**Exercise goal:** Search the listing below for "Mundo". Copy each matching line.

**Material to process:**
────
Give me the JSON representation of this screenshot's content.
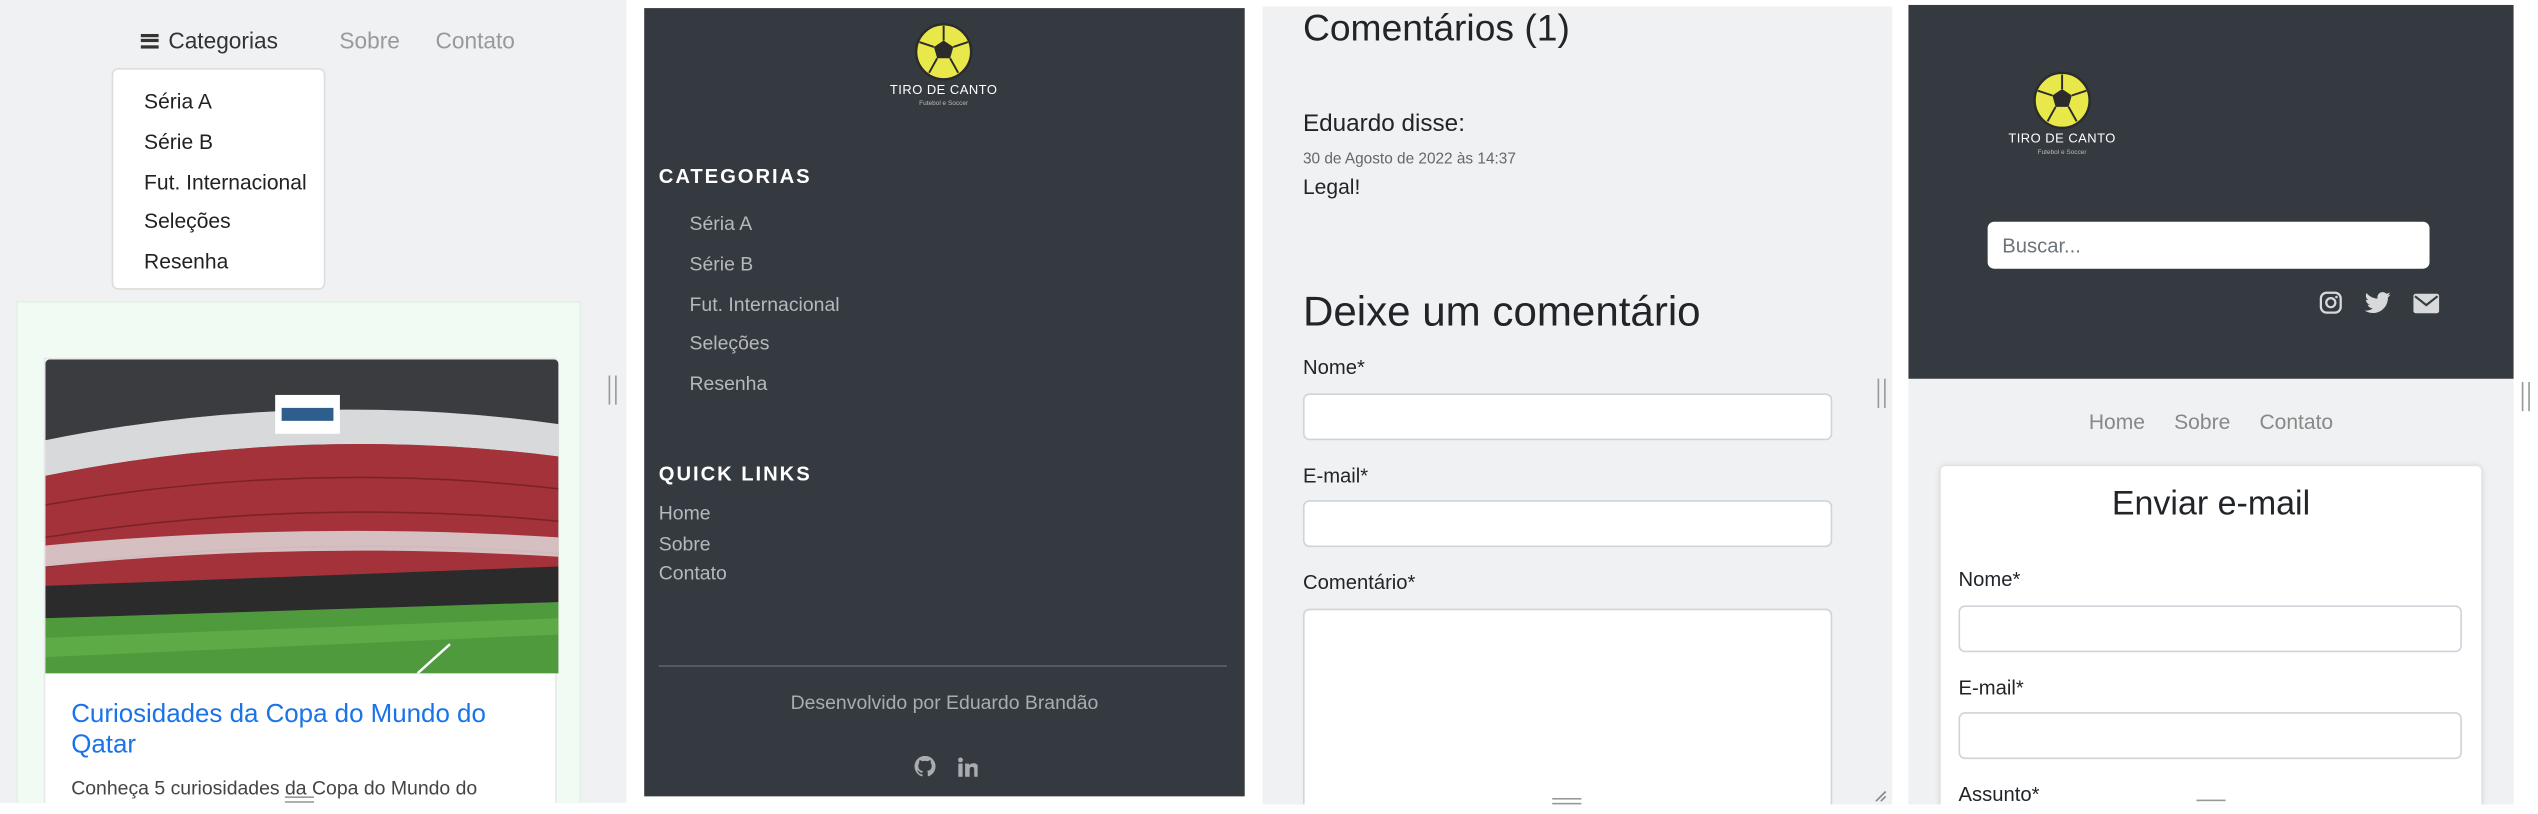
{
  "panel1": {
    "menu_label": "Categorias",
    "nav_links": [
      "Sobre",
      "Contato"
    ],
    "dropdown_items": [
      "Séria A",
      "Série B",
      "Fut. Internacional",
      "Seleções",
      "Resenha"
    ],
    "post": {
      "title": "Curiosidades da Copa do Mundo do Qatar",
      "excerpt": "Conheça 5 curiosidades da Copa do Mundo do"
    }
  },
  "panel2": {
    "brand": "TIRO DE CANTO",
    "brand_sub": "Futebol e Soccer",
    "categories_title": "CATEGORIAS",
    "categories": [
      "Séria A",
      "Série B",
      "Fut. Internacional",
      "Seleções",
      "Resenha"
    ],
    "quick_links_title": "QUICK LINKS",
    "quick_links": [
      "Home",
      "Sobre",
      "Contato"
    ],
    "credit": "Desenvolvido por Eduardo Brandão",
    "social_icons": [
      "github-icon",
      "linkedin-icon"
    ]
  },
  "panel3": {
    "comments_title": "Comentários (1)",
    "comment": {
      "author": "Eduardo disse:",
      "date": "30 de Agosto de 2022 às 14:37",
      "text": "Legal!"
    },
    "form_title": "Deixe um comentário",
    "fields": {
      "name_label": "Nome*",
      "email_label": "E-mail*",
      "comment_label": "Comentário*"
    }
  },
  "panel4": {
    "brand": "TIRO DE CANTO",
    "brand_sub": "Futebol e Soccer",
    "search_placeholder": "Buscar...",
    "social_icons": [
      "instagram-icon",
      "twitter-icon",
      "envelope-icon"
    ],
    "nav_links": [
      "Home",
      "Sobre",
      "Contato"
    ],
    "form_title": "Enviar e-mail",
    "fields": {
      "name_label": "Nome*",
      "email_label": "E-mail*",
      "subject_label": "Assunto*"
    }
  },
  "colors": {
    "dark_bg": "#343a40",
    "light_bg": "#f0f1f2",
    "link_blue": "#1a73e8",
    "logo_yellow": "#e8e84a"
  }
}
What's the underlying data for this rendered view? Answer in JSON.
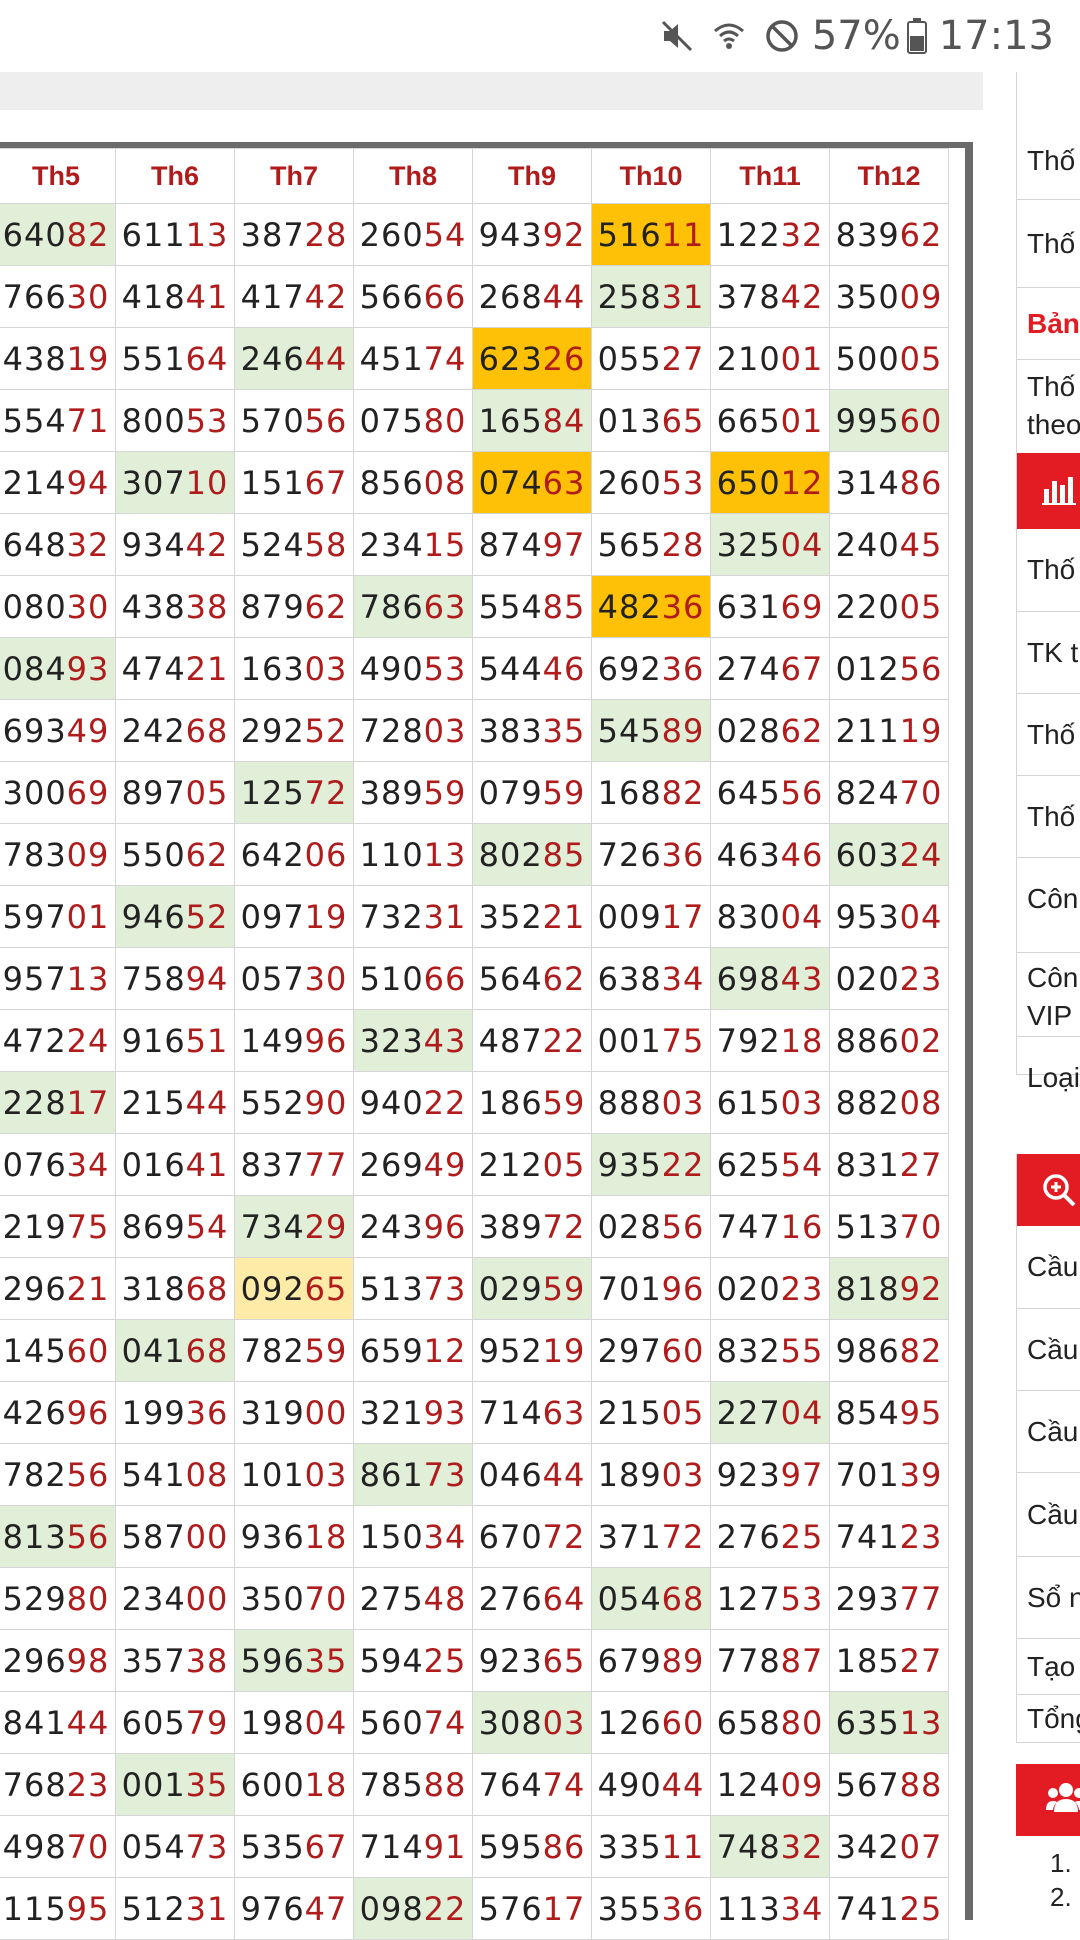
{
  "status_bar": {
    "battery": "57%",
    "time": "17:13",
    "icons": [
      "mute-icon",
      "wifi-icon",
      "do-not-disturb-icon",
      "battery-icon"
    ]
  },
  "table": {
    "headers": [
      "Th5",
      "Th6",
      "Th7",
      "Th8",
      "Th9",
      "Th10",
      "Th11",
      "Th12"
    ],
    "rows": [
      [
        [
          "640",
          "82",
          "green"
        ],
        [
          "611",
          "13",
          ""
        ],
        [
          "387",
          "28",
          ""
        ],
        [
          "260",
          "54",
          ""
        ],
        [
          "943",
          "92",
          ""
        ],
        [
          "516",
          "11",
          "orange"
        ],
        [
          "122",
          "32",
          ""
        ],
        [
          "839",
          "62",
          ""
        ]
      ],
      [
        [
          "766",
          "30",
          ""
        ],
        [
          "418",
          "41",
          ""
        ],
        [
          "417",
          "42",
          ""
        ],
        [
          "566",
          "66",
          ""
        ],
        [
          "268",
          "44",
          ""
        ],
        [
          "258",
          "31",
          "green"
        ],
        [
          "378",
          "42",
          ""
        ],
        [
          "350",
          "09",
          ""
        ]
      ],
      [
        [
          "438",
          "19",
          ""
        ],
        [
          "551",
          "64",
          ""
        ],
        [
          "246",
          "44",
          "green"
        ],
        [
          "451",
          "74",
          ""
        ],
        [
          "623",
          "26",
          "orange"
        ],
        [
          "055",
          "27",
          ""
        ],
        [
          "210",
          "01",
          ""
        ],
        [
          "500",
          "05",
          ""
        ]
      ],
      [
        [
          "554",
          "71",
          ""
        ],
        [
          "800",
          "53",
          ""
        ],
        [
          "570",
          "56",
          ""
        ],
        [
          "075",
          "80",
          ""
        ],
        [
          "165",
          "84",
          "green"
        ],
        [
          "013",
          "65",
          ""
        ],
        [
          "665",
          "01",
          ""
        ],
        [
          "995",
          "60",
          "green"
        ]
      ],
      [
        [
          "214",
          "94",
          ""
        ],
        [
          "307",
          "10",
          "green"
        ],
        [
          "151",
          "67",
          ""
        ],
        [
          "856",
          "08",
          ""
        ],
        [
          "074",
          "63",
          "orange"
        ],
        [
          "260",
          "53",
          ""
        ],
        [
          "650",
          "12",
          "orange"
        ],
        [
          "314",
          "86",
          ""
        ]
      ],
      [
        [
          "648",
          "32",
          ""
        ],
        [
          "934",
          "42",
          ""
        ],
        [
          "524",
          "58",
          ""
        ],
        [
          "234",
          "15",
          ""
        ],
        [
          "874",
          "97",
          ""
        ],
        [
          "565",
          "28",
          ""
        ],
        [
          "325",
          "04",
          "green"
        ],
        [
          "240",
          "45",
          ""
        ]
      ],
      [
        [
          "080",
          "30",
          ""
        ],
        [
          "438",
          "38",
          ""
        ],
        [
          "879",
          "62",
          ""
        ],
        [
          "786",
          "63",
          "green"
        ],
        [
          "554",
          "85",
          ""
        ],
        [
          "482",
          "36",
          "orange"
        ],
        [
          "631",
          "69",
          ""
        ],
        [
          "220",
          "05",
          ""
        ]
      ],
      [
        [
          "084",
          "93",
          "green"
        ],
        [
          "474",
          "21",
          ""
        ],
        [
          "163",
          "03",
          ""
        ],
        [
          "490",
          "53",
          ""
        ],
        [
          "544",
          "46",
          ""
        ],
        [
          "692",
          "36",
          ""
        ],
        [
          "274",
          "67",
          ""
        ],
        [
          "012",
          "56",
          ""
        ]
      ],
      [
        [
          "693",
          "49",
          ""
        ],
        [
          "242",
          "68",
          ""
        ],
        [
          "292",
          "52",
          ""
        ],
        [
          "728",
          "03",
          ""
        ],
        [
          "383",
          "35",
          ""
        ],
        [
          "545",
          "89",
          "green"
        ],
        [
          "028",
          "62",
          ""
        ],
        [
          "211",
          "19",
          ""
        ]
      ],
      [
        [
          "300",
          "69",
          ""
        ],
        [
          "897",
          "05",
          ""
        ],
        [
          "125",
          "72",
          "green"
        ],
        [
          "389",
          "59",
          ""
        ],
        [
          "079",
          "59",
          ""
        ],
        [
          "168",
          "82",
          ""
        ],
        [
          "645",
          "56",
          ""
        ],
        [
          "824",
          "70",
          ""
        ]
      ],
      [
        [
          "783",
          "09",
          ""
        ],
        [
          "550",
          "62",
          ""
        ],
        [
          "642",
          "06",
          ""
        ],
        [
          "110",
          "13",
          ""
        ],
        [
          "802",
          "85",
          "green"
        ],
        [
          "726",
          "36",
          ""
        ],
        [
          "463",
          "46",
          ""
        ],
        [
          "603",
          "24",
          "green"
        ]
      ],
      [
        [
          "597",
          "01",
          ""
        ],
        [
          "946",
          "52",
          "green"
        ],
        [
          "097",
          "19",
          ""
        ],
        [
          "732",
          "31",
          ""
        ],
        [
          "352",
          "21",
          ""
        ],
        [
          "009",
          "17",
          ""
        ],
        [
          "830",
          "04",
          ""
        ],
        [
          "953",
          "04",
          ""
        ]
      ],
      [
        [
          "957",
          "13",
          ""
        ],
        [
          "758",
          "94",
          ""
        ],
        [
          "057",
          "30",
          ""
        ],
        [
          "510",
          "66",
          ""
        ],
        [
          "564",
          "62",
          ""
        ],
        [
          "638",
          "34",
          ""
        ],
        [
          "698",
          "43",
          "green"
        ],
        [
          "020",
          "23",
          ""
        ]
      ],
      [
        [
          "472",
          "24",
          ""
        ],
        [
          "916",
          "51",
          ""
        ],
        [
          "149",
          "96",
          ""
        ],
        [
          "323",
          "43",
          "green"
        ],
        [
          "487",
          "22",
          ""
        ],
        [
          "001",
          "75",
          ""
        ],
        [
          "792",
          "18",
          ""
        ],
        [
          "886",
          "02",
          ""
        ]
      ],
      [
        [
          "228",
          "17",
          "green"
        ],
        [
          "215",
          "44",
          ""
        ],
        [
          "552",
          "90",
          ""
        ],
        [
          "940",
          "22",
          ""
        ],
        [
          "186",
          "59",
          ""
        ],
        [
          "888",
          "03",
          ""
        ],
        [
          "615",
          "03",
          ""
        ],
        [
          "882",
          "08",
          ""
        ]
      ],
      [
        [
          "076",
          "34",
          ""
        ],
        [
          "016",
          "41",
          ""
        ],
        [
          "837",
          "77",
          ""
        ],
        [
          "269",
          "49",
          ""
        ],
        [
          "212",
          "05",
          ""
        ],
        [
          "935",
          "22",
          "green"
        ],
        [
          "625",
          "54",
          ""
        ],
        [
          "831",
          "27",
          ""
        ]
      ],
      [
        [
          "219",
          "75",
          ""
        ],
        [
          "869",
          "54",
          ""
        ],
        [
          "734",
          "29",
          "green"
        ],
        [
          "243",
          "96",
          ""
        ],
        [
          "389",
          "72",
          ""
        ],
        [
          "028",
          "56",
          ""
        ],
        [
          "747",
          "16",
          ""
        ],
        [
          "513",
          "70",
          ""
        ]
      ],
      [
        [
          "296",
          "21",
          ""
        ],
        [
          "318",
          "68",
          ""
        ],
        [
          "092",
          "65",
          "yellow"
        ],
        [
          "513",
          "73",
          ""
        ],
        [
          "029",
          "59",
          "green"
        ],
        [
          "701",
          "96",
          ""
        ],
        [
          "020",
          "23",
          ""
        ],
        [
          "818",
          "92",
          "green"
        ]
      ],
      [
        [
          "145",
          "60",
          ""
        ],
        [
          "041",
          "68",
          "green"
        ],
        [
          "782",
          "59",
          ""
        ],
        [
          "659",
          "12",
          ""
        ],
        [
          "952",
          "19",
          ""
        ],
        [
          "297",
          "60",
          ""
        ],
        [
          "832",
          "55",
          ""
        ],
        [
          "986",
          "82",
          ""
        ]
      ],
      [
        [
          "426",
          "96",
          ""
        ],
        [
          "199",
          "36",
          ""
        ],
        [
          "319",
          "00",
          ""
        ],
        [
          "321",
          "93",
          ""
        ],
        [
          "714",
          "63",
          ""
        ],
        [
          "215",
          "05",
          ""
        ],
        [
          "227",
          "04",
          "green"
        ],
        [
          "854",
          "95",
          ""
        ]
      ],
      [
        [
          "782",
          "56",
          ""
        ],
        [
          "541",
          "08",
          ""
        ],
        [
          "101",
          "03",
          ""
        ],
        [
          "861",
          "73",
          "green"
        ],
        [
          "046",
          "44",
          ""
        ],
        [
          "189",
          "03",
          ""
        ],
        [
          "923",
          "97",
          ""
        ],
        [
          "701",
          "39",
          ""
        ]
      ],
      [
        [
          "813",
          "56",
          "green"
        ],
        [
          "587",
          "00",
          ""
        ],
        [
          "936",
          "18",
          ""
        ],
        [
          "150",
          "34",
          ""
        ],
        [
          "670",
          "72",
          ""
        ],
        [
          "371",
          "72",
          ""
        ],
        [
          "276",
          "25",
          ""
        ],
        [
          "741",
          "23",
          ""
        ]
      ],
      [
        [
          "529",
          "80",
          ""
        ],
        [
          "234",
          "00",
          ""
        ],
        [
          "350",
          "70",
          ""
        ],
        [
          "275",
          "48",
          ""
        ],
        [
          "276",
          "64",
          ""
        ],
        [
          "054",
          "68",
          "green"
        ],
        [
          "127",
          "53",
          ""
        ],
        [
          "293",
          "77",
          ""
        ]
      ],
      [
        [
          "296",
          "98",
          ""
        ],
        [
          "357",
          "38",
          ""
        ],
        [
          "596",
          "35",
          "green"
        ],
        [
          "594",
          "25",
          ""
        ],
        [
          "923",
          "65",
          ""
        ],
        [
          "679",
          "89",
          ""
        ],
        [
          "778",
          "87",
          ""
        ],
        [
          "185",
          "27",
          ""
        ]
      ],
      [
        [
          "841",
          "44",
          ""
        ],
        [
          "605",
          "79",
          ""
        ],
        [
          "198",
          "04",
          ""
        ],
        [
          "560",
          "74",
          ""
        ],
        [
          "308",
          "03",
          "green"
        ],
        [
          "126",
          "60",
          ""
        ],
        [
          "658",
          "80",
          ""
        ],
        [
          "635",
          "13",
          "green"
        ]
      ],
      [
        [
          "768",
          "23",
          ""
        ],
        [
          "001",
          "35",
          "green"
        ],
        [
          "600",
          "18",
          ""
        ],
        [
          "785",
          "88",
          ""
        ],
        [
          "764",
          "74",
          ""
        ],
        [
          "490",
          "44",
          ""
        ],
        [
          "124",
          "09",
          ""
        ],
        [
          "567",
          "88",
          ""
        ]
      ],
      [
        [
          "498",
          "70",
          ""
        ],
        [
          "054",
          "73",
          ""
        ],
        [
          "535",
          "67",
          ""
        ],
        [
          "714",
          "91",
          ""
        ],
        [
          "595",
          "86",
          ""
        ],
        [
          "335",
          "11",
          ""
        ],
        [
          "748",
          "32",
          "green"
        ],
        [
          "342",
          "07",
          ""
        ]
      ],
      [
        [
          "115",
          "95",
          ""
        ],
        [
          "512",
          "31",
          ""
        ],
        [
          "976",
          "47",
          ""
        ],
        [
          "098",
          "22",
          "green"
        ],
        [
          "576",
          "17",
          ""
        ],
        [
          "355",
          "36",
          ""
        ],
        [
          "113",
          "34",
          ""
        ],
        [
          "741",
          "25",
          ""
        ]
      ]
    ]
  },
  "sidebar": {
    "items_group1": [
      "Thố",
      "Thố"
    ],
    "section_title": "Bản",
    "items_group2": [
      "Thố theo"
    ],
    "items_group3": [
      "Thố",
      "TK t",
      "Thố",
      "Thố",
      "Côn",
      "Côn VIP",
      "Loại"
    ],
    "items_group4": [
      "Cầu",
      "Cầu",
      "Cầu",
      "Cầu",
      "Sổ n",
      "Tạo",
      "Tổng"
    ],
    "list_numbers": [
      "1.",
      "2."
    ],
    "icons": [
      "chart-icon",
      "zoom-icon",
      "users-icon"
    ],
    "accent_color": "#e31b23"
  },
  "colors": {
    "highlight_green": "#e1efd9",
    "highlight_orange": "#ffc106",
    "highlight_yellow": "#ffeba8",
    "tail_red": "#b01c1c"
  }
}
────
**Full solution:**
      "title": "Curiosidades da Copa do Mundo do Qatar",
      "excerpt": "Conheça 5 curiosidades da Copa do Mundo do"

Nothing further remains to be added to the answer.